Your task is to copy the listing exactly. Drop any pictures from the copy.

[START OF Task input]

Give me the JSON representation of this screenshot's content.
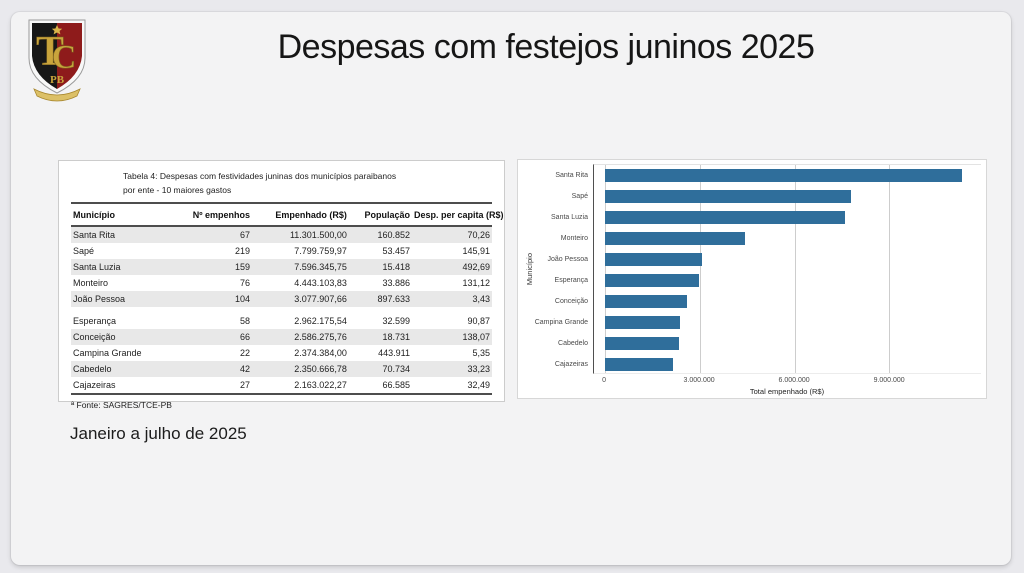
{
  "slide": {
    "title": "Despesas com festejos juninos 2025",
    "period": "Janeiro a julho de 2025",
    "logo": {
      "icon": "tce-pb-crest-icon",
      "monogram_t": "T",
      "monogram_c": "C",
      "sub": "PB"
    }
  },
  "table": {
    "caption_lines": [
      "Tabela 4: Despesas com festividades juninas dos municípios paraibanos",
      "por ente - 10 maiores gastos"
    ],
    "columns": [
      "Município",
      "Nº empenhos",
      "Empenhado (R$)",
      "População",
      "Desp. per capita (R$)"
    ],
    "row_groups": [
      [
        [
          "Santa Rita",
          "67",
          "11.301.500,00",
          "160.852",
          "70,26"
        ],
        [
          "Sapé",
          "219",
          "7.799.759,97",
          "53.457",
          "145,91"
        ],
        [
          "Santa Luzia",
          "159",
          "7.596.345,75",
          "15.418",
          "492,69"
        ],
        [
          "Monteiro",
          "76",
          "4.443.103,83",
          "33.886",
          "131,12"
        ],
        [
          "João Pessoa",
          "104",
          "3.077.907,66",
          "897.633",
          "3,43"
        ]
      ],
      [
        [
          "Esperança",
          "58",
          "2.962.175,54",
          "32.599",
          "90,87"
        ],
        [
          "Conceição",
          "66",
          "2.586.275,76",
          "18.731",
          "138,07"
        ],
        [
          "Campina Grande",
          "22",
          "2.374.384,00",
          "443.911",
          "5,35"
        ],
        [
          "Cabedelo",
          "42",
          "2.350.666,78",
          "70.734",
          "33,23"
        ],
        [
          "Cajazeiras",
          "27",
          "2.163.022,27",
          "66.585",
          "32,49"
        ]
      ]
    ],
    "footnote": "ª Fonte: SAGRES/TCE-PB"
  },
  "chart_data": {
    "type": "bar",
    "orientation": "horizontal",
    "title": "",
    "categories": [
      "Santa Rita",
      "Sapé",
      "Santa Luzia",
      "Monteiro",
      "João Pessoa",
      "Esperança",
      "Conceição",
      "Campina Grande",
      "Cabedelo",
      "Cajazeiras"
    ],
    "values": [
      11301500,
      7799760,
      7596346,
      4443104,
      3077908,
      2962176,
      2586276,
      2374384,
      2350667,
      2163022
    ],
    "xlabel": "Total empenhado (R$)",
    "ylabel": "Município",
    "xlim": [
      -350000,
      11900000
    ],
    "xticks": [
      0,
      3000000,
      6000000,
      9000000
    ],
    "xtick_labels": [
      "0",
      "3.000.000",
      "6.000.000",
      "9.000.000"
    ],
    "grid": true,
    "legend": false,
    "bar_color": "#2f6e9b"
  }
}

[END OF Task input]

**Exercise solution:**
Give me the JSON representation of this screenshot's content.
{
  "slide": {
    "title": "Despesas com festejos juninos 2025",
    "period": "Janeiro a julho de 2025",
    "logo": {
      "icon": "tce-pb-crest-icon",
      "monogram_t": "T",
      "monogram_c": "C",
      "sub": "PB"
    }
  },
  "table": {
    "caption_lines": [
      "Tabela 4: Despesas com festividades juninas dos municípios paraibanos",
      "por ente - 10 maiores gastos"
    ],
    "columns": [
      "Município",
      "Nº empenhos",
      "Empenhado (R$)",
      "População",
      "Desp. per capita (R$)"
    ],
    "row_groups": [
      [
        [
          "Santa Rita",
          "67",
          "11.301.500,00",
          "160.852",
          "70,26"
        ],
        [
          "Sapé",
          "219",
          "7.799.759,97",
          "53.457",
          "145,91"
        ],
        [
          "Santa Luzia",
          "159",
          "7.596.345,75",
          "15.418",
          "492,69"
        ],
        [
          "Monteiro",
          "76",
          "4.443.103,83",
          "33.886",
          "131,12"
        ],
        [
          "João Pessoa",
          "104",
          "3.077.907,66",
          "897.633",
          "3,43"
        ]
      ],
      [
        [
          "Esperança",
          "58",
          "2.962.175,54",
          "32.599",
          "90,87"
        ],
        [
          "Conceição",
          "66",
          "2.586.275,76",
          "18.731",
          "138,07"
        ],
        [
          "Campina Grande",
          "22",
          "2.374.384,00",
          "443.911",
          "5,35"
        ],
        [
          "Cabedelo",
          "42",
          "2.350.666,78",
          "70.734",
          "33,23"
        ],
        [
          "Cajazeiras",
          "27",
          "2.163.022,27",
          "66.585",
          "32,49"
        ]
      ]
    ],
    "footnote": "ª Fonte: SAGRES/TCE-PB"
  },
  "chart_data": {
    "type": "bar",
    "orientation": "horizontal",
    "title": "",
    "categories": [
      "Santa Rita",
      "Sapé",
      "Santa Luzia",
      "Monteiro",
      "João Pessoa",
      "Esperança",
      "Conceição",
      "Campina Grande",
      "Cabedelo",
      "Cajazeiras"
    ],
    "values": [
      11301500,
      7799760,
      7596346,
      4443104,
      3077908,
      2962176,
      2586276,
      2374384,
      2350667,
      2163022
    ],
    "xlabel": "Total empenhado (R$)",
    "ylabel": "Município",
    "xlim": [
      -350000,
      11900000
    ],
    "xticks": [
      0,
      3000000,
      6000000,
      9000000
    ],
    "xtick_labels": [
      "0",
      "3.000.000",
      "6.000.000",
      "9.000.000"
    ],
    "grid": true,
    "legend": false,
    "bar_color": "#2f6e9b"
  }
}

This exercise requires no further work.